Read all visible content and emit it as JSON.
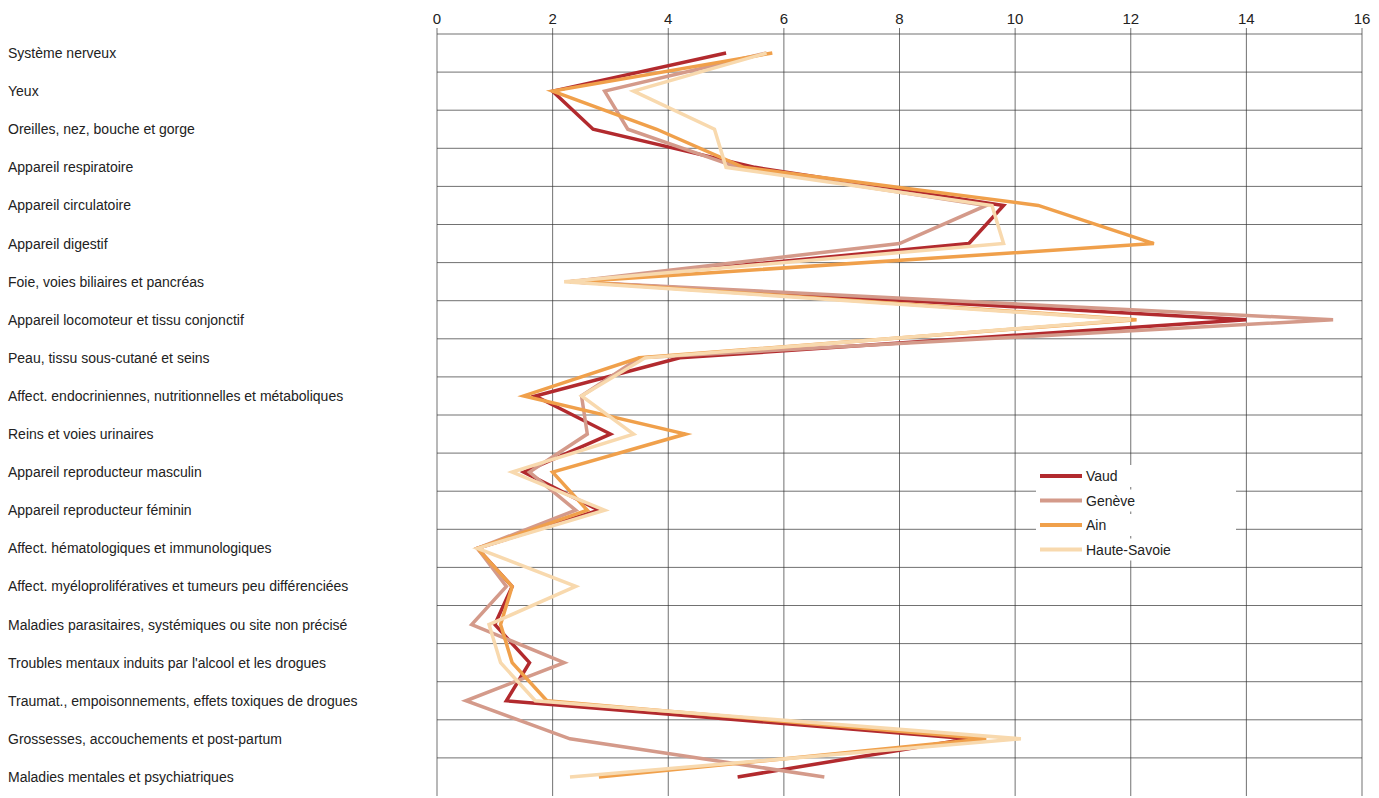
{
  "chart_data": {
    "type": "line",
    "orientation": "horizontal",
    "grid": true,
    "legend": "right",
    "categories": [
      "Système nerveux",
      "Yeux",
      "Oreilles, nez, bouche et gorge",
      "Appareil respiratoire",
      "Appareil circulatoire",
      "Appareil digestif",
      "Foie, voies biliaires et pancréas",
      "Appareil locomoteur et tissu conjonctif",
      "Peau, tissu sous-cutané et seins",
      "Affect. endocriniennes, nutritionnelles et métaboliques",
      "Reins et voies urinaires",
      "Appareil reproducteur masculin",
      "Appareil reproducteur féminin",
      "Affect. hématologiques et immunologiques",
      "Affect. myéloprolifératives et tumeurs peu différenciées",
      "Maladies parasitaires, systémiques ou site non précisé",
      "Troubles mentaux induits par l'alcool et les drogues",
      "Traumat., empoisonnements, effets toxiques de drogues",
      "Grossesses, accouchements et post-partum",
      "Maladies mentales et psychiatriques"
    ],
    "xlim": [
      0,
      16
    ],
    "xticks": [
      0,
      2,
      4,
      6,
      8,
      10,
      12,
      14,
      16
    ],
    "series": [
      {
        "name": "Vaud",
        "color": "#b22a2e",
        "values": [
          5.0,
          2.0,
          2.7,
          5.5,
          9.8,
          9.2,
          2.3,
          14.0,
          4.2,
          1.7,
          3.0,
          1.5,
          2.8,
          0.7,
          1.3,
          1.0,
          1.6,
          1.2,
          9.2,
          5.2
        ]
      },
      {
        "name": "Genève",
        "color": "#d49a8a",
        "values": [
          5.7,
          2.9,
          3.3,
          5.2,
          9.5,
          8.0,
          2.3,
          15.5,
          3.5,
          2.5,
          2.6,
          1.6,
          2.4,
          0.7,
          1.2,
          0.6,
          2.2,
          0.5,
          2.3,
          6.7
        ]
      },
      {
        "name": "Ain",
        "color": "#f0a04b",
        "values": [
          5.8,
          2.0,
          3.8,
          5.3,
          10.4,
          12.4,
          2.4,
          12.1,
          3.5,
          1.5,
          4.3,
          2.0,
          2.6,
          0.7,
          1.3,
          1.1,
          1.3,
          1.9,
          9.5,
          2.8
        ]
      },
      {
        "name": "Haute-Savoie",
        "color": "#f8d9ae",
        "values": [
          5.7,
          3.4,
          4.8,
          5.0,
          9.6,
          9.8,
          2.2,
          12.0,
          3.6,
          2.5,
          3.4,
          1.3,
          2.9,
          0.7,
          2.4,
          0.9,
          1.1,
          1.7,
          10.1,
          2.3
        ]
      }
    ]
  }
}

> **Instruction**
Only lines holding the string "Maladies" are wanted; gather each one from the entries above.

> **Task output**
      "Maladies parasitaires, systémiques ou site non précisé",
      "Maladies mentales et psychiatriques"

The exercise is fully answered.